Items from a figure collection

** Begin **

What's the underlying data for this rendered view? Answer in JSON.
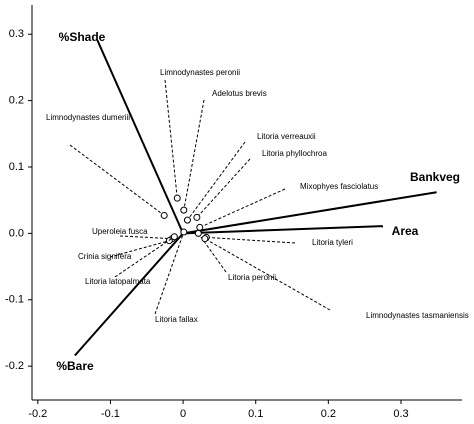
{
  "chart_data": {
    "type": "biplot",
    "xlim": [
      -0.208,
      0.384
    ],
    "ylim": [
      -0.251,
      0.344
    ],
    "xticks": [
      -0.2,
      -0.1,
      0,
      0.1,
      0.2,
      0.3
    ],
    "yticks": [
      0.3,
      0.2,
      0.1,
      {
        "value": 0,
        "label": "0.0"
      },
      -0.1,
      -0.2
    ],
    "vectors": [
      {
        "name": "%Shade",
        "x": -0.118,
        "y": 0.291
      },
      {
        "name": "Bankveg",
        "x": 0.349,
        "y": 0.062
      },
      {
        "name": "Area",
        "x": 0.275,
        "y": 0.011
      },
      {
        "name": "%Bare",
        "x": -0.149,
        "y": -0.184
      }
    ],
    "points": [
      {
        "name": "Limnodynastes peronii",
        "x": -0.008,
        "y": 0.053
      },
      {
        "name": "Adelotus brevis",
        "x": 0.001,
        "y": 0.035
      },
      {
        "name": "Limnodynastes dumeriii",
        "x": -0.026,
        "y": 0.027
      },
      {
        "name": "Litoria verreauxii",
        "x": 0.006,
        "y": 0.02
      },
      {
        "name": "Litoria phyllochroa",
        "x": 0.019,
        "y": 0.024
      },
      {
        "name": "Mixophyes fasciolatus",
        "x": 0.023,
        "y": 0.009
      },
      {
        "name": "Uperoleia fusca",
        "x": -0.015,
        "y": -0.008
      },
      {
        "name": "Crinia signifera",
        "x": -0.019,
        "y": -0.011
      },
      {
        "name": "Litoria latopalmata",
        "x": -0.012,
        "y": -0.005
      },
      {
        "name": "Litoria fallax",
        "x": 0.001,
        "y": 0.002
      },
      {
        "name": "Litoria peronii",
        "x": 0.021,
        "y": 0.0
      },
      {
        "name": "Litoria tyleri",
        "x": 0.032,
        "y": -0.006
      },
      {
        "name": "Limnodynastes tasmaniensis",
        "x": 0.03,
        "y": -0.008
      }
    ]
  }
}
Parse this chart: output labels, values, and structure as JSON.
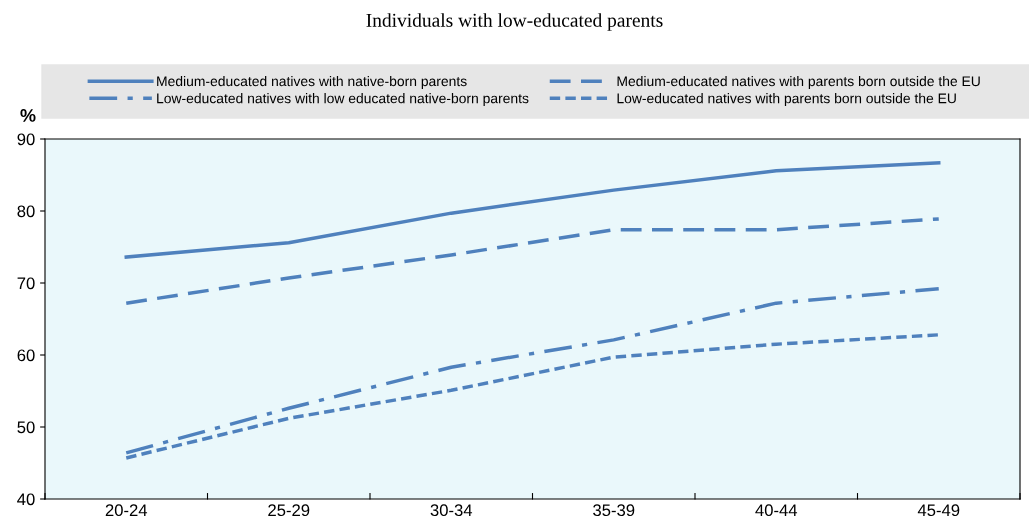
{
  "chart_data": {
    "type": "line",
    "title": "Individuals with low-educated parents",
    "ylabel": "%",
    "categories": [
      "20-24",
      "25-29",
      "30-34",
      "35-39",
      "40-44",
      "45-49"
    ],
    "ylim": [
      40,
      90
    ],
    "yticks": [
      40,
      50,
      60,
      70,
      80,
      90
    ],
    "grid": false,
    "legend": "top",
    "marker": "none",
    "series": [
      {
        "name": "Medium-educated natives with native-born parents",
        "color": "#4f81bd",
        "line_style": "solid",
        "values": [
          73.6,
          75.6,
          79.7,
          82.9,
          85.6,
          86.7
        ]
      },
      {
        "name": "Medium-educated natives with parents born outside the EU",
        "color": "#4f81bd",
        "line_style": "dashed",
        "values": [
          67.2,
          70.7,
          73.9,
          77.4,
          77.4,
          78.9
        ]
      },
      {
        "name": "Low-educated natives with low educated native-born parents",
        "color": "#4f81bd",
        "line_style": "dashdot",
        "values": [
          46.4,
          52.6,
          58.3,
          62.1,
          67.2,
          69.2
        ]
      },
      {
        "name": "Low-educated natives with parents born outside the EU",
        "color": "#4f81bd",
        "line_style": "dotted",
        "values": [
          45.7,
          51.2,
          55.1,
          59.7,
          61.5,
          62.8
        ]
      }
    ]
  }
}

** End **

DIRECTIONS FOR THIS TASK >> Reproduce each line exactly, please, except for any pictures.

RESULT >>
What's the underlying data for this rendered view? Answer in JSON.
{
  "chart_data": {
    "type": "biplot",
    "xlim": [
      -0.208,
      0.384
    ],
    "ylim": [
      -0.251,
      0.344
    ],
    "xticks": [
      -0.2,
      -0.1,
      0,
      0.1,
      0.2,
      0.3
    ],
    "yticks": [
      0.3,
      0.2,
      0.1,
      {
        "value": 0,
        "label": "0.0"
      },
      -0.1,
      -0.2
    ],
    "vectors": [
      {
        "name": "%Shade",
        "x": -0.118,
        "y": 0.291
      },
      {
        "name": "Bankveg",
        "x": 0.349,
        "y": 0.062
      },
      {
        "name": "Area",
        "x": 0.275,
        "y": 0.011
      },
      {
        "name": "%Bare",
        "x": -0.149,
        "y": -0.184
      }
    ],
    "points": [
      {
        "name": "Limnodynastes peronii",
        "x": -0.008,
        "y": 0.053
      },
      {
        "name": "Adelotus brevis",
        "x": 0.001,
        "y": 0.035
      },
      {
        "name": "Limnodynastes dumeriii",
        "x": -0.026,
        "y": 0.027
      },
      {
        "name": "Litoria verreauxii",
        "x": 0.006,
        "y": 0.02
      },
      {
        "name": "Litoria phyllochroa",
        "x": 0.019,
        "y": 0.024
      },
      {
        "name": "Mixophyes fasciolatus",
        "x": 0.023,
        "y": 0.009
      },
      {
        "name": "Uperoleia fusca",
        "x": -0.015,
        "y": -0.008
      },
      {
        "name": "Crinia signifera",
        "x": -0.019,
        "y": -0.011
      },
      {
        "name": "Litoria latopalmata",
        "x": -0.012,
        "y": -0.005
      },
      {
        "name": "Litoria fallax",
        "x": 0.001,
        "y": 0.002
      },
      {
        "name": "Litoria peronii",
        "x": 0.021,
        "y": 0.0
      },
      {
        "name": "Litoria tyleri",
        "x": 0.032,
        "y": -0.006
      },
      {
        "name": "Limnodynastes tasmaniensis",
        "x": 0.03,
        "y": -0.008
      }
    ]
  }
}
Parse this chart: output labels, values, and structure as JSON.
{
  "chart_data": {
    "type": "line",
    "title": "Individuals with low-educated parents",
    "ylabel": "%",
    "categories": [
      "20-24",
      "25-29",
      "30-34",
      "35-39",
      "40-44",
      "45-49"
    ],
    "ylim": [
      40,
      90
    ],
    "yticks": [
      40,
      50,
      60,
      70,
      80,
      90
    ],
    "grid": false,
    "legend": "top",
    "marker": "none",
    "series": [
      {
        "name": "Medium-educated natives with native-born parents",
        "color": "#4f81bd",
        "line_style": "solid",
        "values": [
          73.6,
          75.6,
          79.7,
          82.9,
          85.6,
          86.7
        ]
      },
      {
        "name": "Medium-educated natives with parents born outside the EU",
        "color": "#4f81bd",
        "line_style": "dashed",
        "values": [
          67.2,
          70.7,
          73.9,
          77.4,
          77.4,
          78.9
        ]
      },
      {
        "name": "Low-educated natives with low educated native-born parents",
        "color": "#4f81bd",
        "line_style": "dashdot",
        "values": [
          46.4,
          52.6,
          58.3,
          62.1,
          67.2,
          69.2
        ]
      },
      {
        "name": "Low-educated natives with parents born outside the EU",
        "color": "#4f81bd",
        "line_style": "dotted",
        "values": [
          45.7,
          51.2,
          55.1,
          59.7,
          61.5,
          62.8
        ]
      }
    ]
  }
}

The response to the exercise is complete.